Copy whichever lines contain the string "ambientală".

Data extracted from a collection:

▬▬▬▬▬▬

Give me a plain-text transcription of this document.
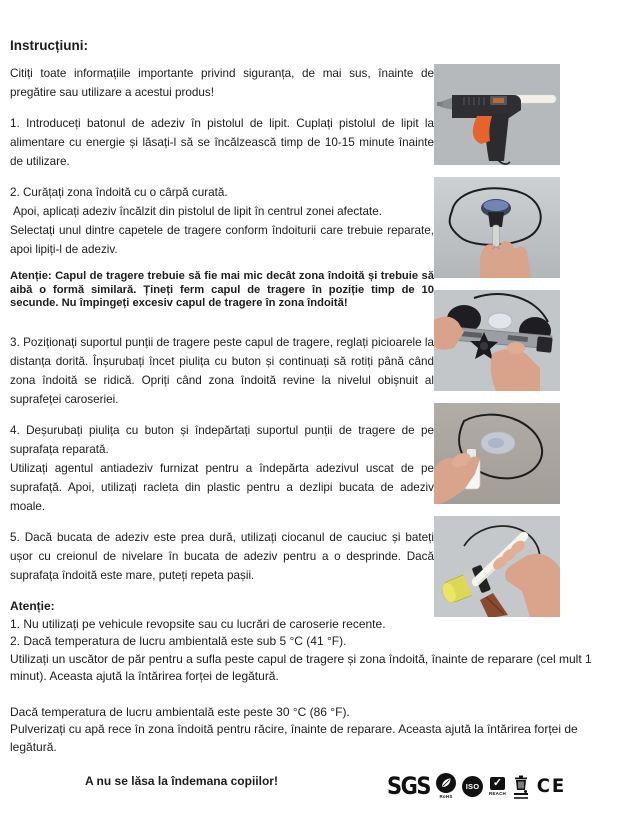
Instrucțiuni:

Citiți toate informațiile importante privind siguranța, de mai sus, înainte de pregătire sau utilizare a acestui produs!

1. Introduceți batonul de adeziv în pistolul de lipit. Cuplați pistolul de lipit la alimentare cu energie și lăsați-l să se încălzească timp de 10-15 minute înainte de utilizare.

2. Curățați zona îndoită cu o cârpă curată.

Apoi, aplicați adeziv încălzit din pistolul de lipit în centrul zonei afectate.

Selectați unul dintre capetele de tragere conform îndoiturii care trebuie reparate, apoi lipiți-l de adeziv.

Atenție: Capul de tragere trebuie să fie mai mic decât zona îndoită și trebuie să aibă o formă similară. Țineți ferm capul de tragere în poziție timp de 10 secunde. Nu împingeți excesiv capul de tragere în zona îndoită!

3. Poziționați suportul punții de tragere peste capul de tragere, reglați picioarele la distanța dorită. Înșurubați încet piulița cu buton și continuați să rotiți până când zona îndoită se ridică. Opriți când zona îndoită revine la nivelul obișnuit al suprafeței caroseriei.

4. Deșurubați piulița cu buton și îndepărtați suportul punții de tragere de pe suprafața reparată.

Utilizați agentul antiadeziv furnizat pentru a îndepărta adezivul uscat de pe suprafață. Apoi, utilizați racleta din plastic pentru a dezlipi bucata de adeziv moale.

5. Dacă bucata de adeziv este prea dură, utilizați ciocanul de cauciuc și bateți ușor cu creionul de nivelare în bucata de adeziv pentru a o desprinde. Dacă suprafața îndoită este mare, puteți repeta pașii.

Atenție:

1. Nu utilizați pe vehicule revopsite sau cu lucrări de caroserie recente.

2. Dacă temperatura de lucru ambientală este sub 5 °C (41 °F).

Utilizați un uscător de păr pentru a sufla peste capul de tragere și zona îndoită, înainte de reparare (cel mult 1 minut). Aceasta ajută la întărirea forței de legătură.

Dacă temperatura de lucru ambientală este peste 30 °C (86 °F).

Pulverizați cu apă rece în zona îndoită pentru răcire, înainte de reparare. Aceasta ajută la întărirea forței de legătură.

A nu se lăsa la îndemana copiilor!	SGS RoHS
ISO	✓
REACH CE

▬▬▬▬▬▬

Exercise result:
2. Dacă temperatura de lucru ambientală este sub 5 °C (41 °F).
Dacă temperatura de lucru ambientală este peste 30 °C (86 °F).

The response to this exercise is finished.